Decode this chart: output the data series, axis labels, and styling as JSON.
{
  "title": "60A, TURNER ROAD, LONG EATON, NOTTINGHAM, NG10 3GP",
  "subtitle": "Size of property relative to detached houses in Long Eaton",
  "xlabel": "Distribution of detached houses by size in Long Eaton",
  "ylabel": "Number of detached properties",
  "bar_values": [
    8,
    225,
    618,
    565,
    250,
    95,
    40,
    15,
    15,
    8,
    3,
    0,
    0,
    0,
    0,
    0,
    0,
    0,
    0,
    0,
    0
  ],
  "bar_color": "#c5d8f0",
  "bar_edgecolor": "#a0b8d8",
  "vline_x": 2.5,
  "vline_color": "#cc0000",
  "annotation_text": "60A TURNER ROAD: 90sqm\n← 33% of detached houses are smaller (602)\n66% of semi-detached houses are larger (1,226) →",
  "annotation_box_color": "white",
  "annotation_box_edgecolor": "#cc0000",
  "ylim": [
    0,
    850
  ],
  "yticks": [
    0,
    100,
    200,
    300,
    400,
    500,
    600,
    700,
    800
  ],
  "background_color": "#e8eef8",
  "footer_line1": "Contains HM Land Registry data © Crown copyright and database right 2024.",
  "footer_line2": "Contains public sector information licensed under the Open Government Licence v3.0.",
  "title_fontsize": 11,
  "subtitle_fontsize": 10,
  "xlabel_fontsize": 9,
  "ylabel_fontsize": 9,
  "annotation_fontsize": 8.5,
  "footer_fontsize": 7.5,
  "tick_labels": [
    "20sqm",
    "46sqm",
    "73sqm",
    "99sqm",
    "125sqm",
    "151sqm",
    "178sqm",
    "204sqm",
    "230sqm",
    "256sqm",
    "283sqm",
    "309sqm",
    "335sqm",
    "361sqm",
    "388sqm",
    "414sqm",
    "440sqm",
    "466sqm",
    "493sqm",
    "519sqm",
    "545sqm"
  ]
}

§ Prompt
Output all of the material, please, exactly as it stands.

§ The answer
Decode this chart: output the data series, axis labels, and styling as JSON.
{
  "title": "60A, TURNER ROAD, LONG EATON, NOTTINGHAM, NG10 3GP",
  "subtitle": "Size of property relative to detached houses in Long Eaton",
  "xlabel": "Distribution of detached houses by size in Long Eaton",
  "ylabel": "Number of detached properties",
  "bar_values": [
    8,
    225,
    618,
    565,
    250,
    95,
    40,
    15,
    15,
    8,
    3,
    0,
    0,
    0,
    0,
    0,
    0,
    0,
    0,
    0,
    0
  ],
  "bar_color": "#c5d8f0",
  "bar_edgecolor": "#a0b8d8",
  "vline_x": 2.5,
  "vline_color": "#cc0000",
  "annotation_text": "60A TURNER ROAD: 90sqm\n← 33% of detached houses are smaller (602)\n66% of semi-detached houses are larger (1,226) →",
  "annotation_box_color": "white",
  "annotation_box_edgecolor": "#cc0000",
  "ylim": [
    0,
    850
  ],
  "yticks": [
    0,
    100,
    200,
    300,
    400,
    500,
    600,
    700,
    800
  ],
  "background_color": "#e8eef8",
  "footer_line1": "Contains HM Land Registry data © Crown copyright and database right 2024.",
  "footer_line2": "Contains public sector information licensed under the Open Government Licence v3.0.",
  "title_fontsize": 11,
  "subtitle_fontsize": 10,
  "xlabel_fontsize": 9,
  "ylabel_fontsize": 9,
  "annotation_fontsize": 8.5,
  "footer_fontsize": 7.5,
  "tick_labels": [
    "20sqm",
    "46sqm",
    "73sqm",
    "99sqm",
    "125sqm",
    "151sqm",
    "178sqm",
    "204sqm",
    "230sqm",
    "256sqm",
    "283sqm",
    "309sqm",
    "335sqm",
    "361sqm",
    "388sqm",
    "414sqm",
    "440sqm",
    "466sqm",
    "493sqm",
    "519sqm",
    "545sqm"
  ]
}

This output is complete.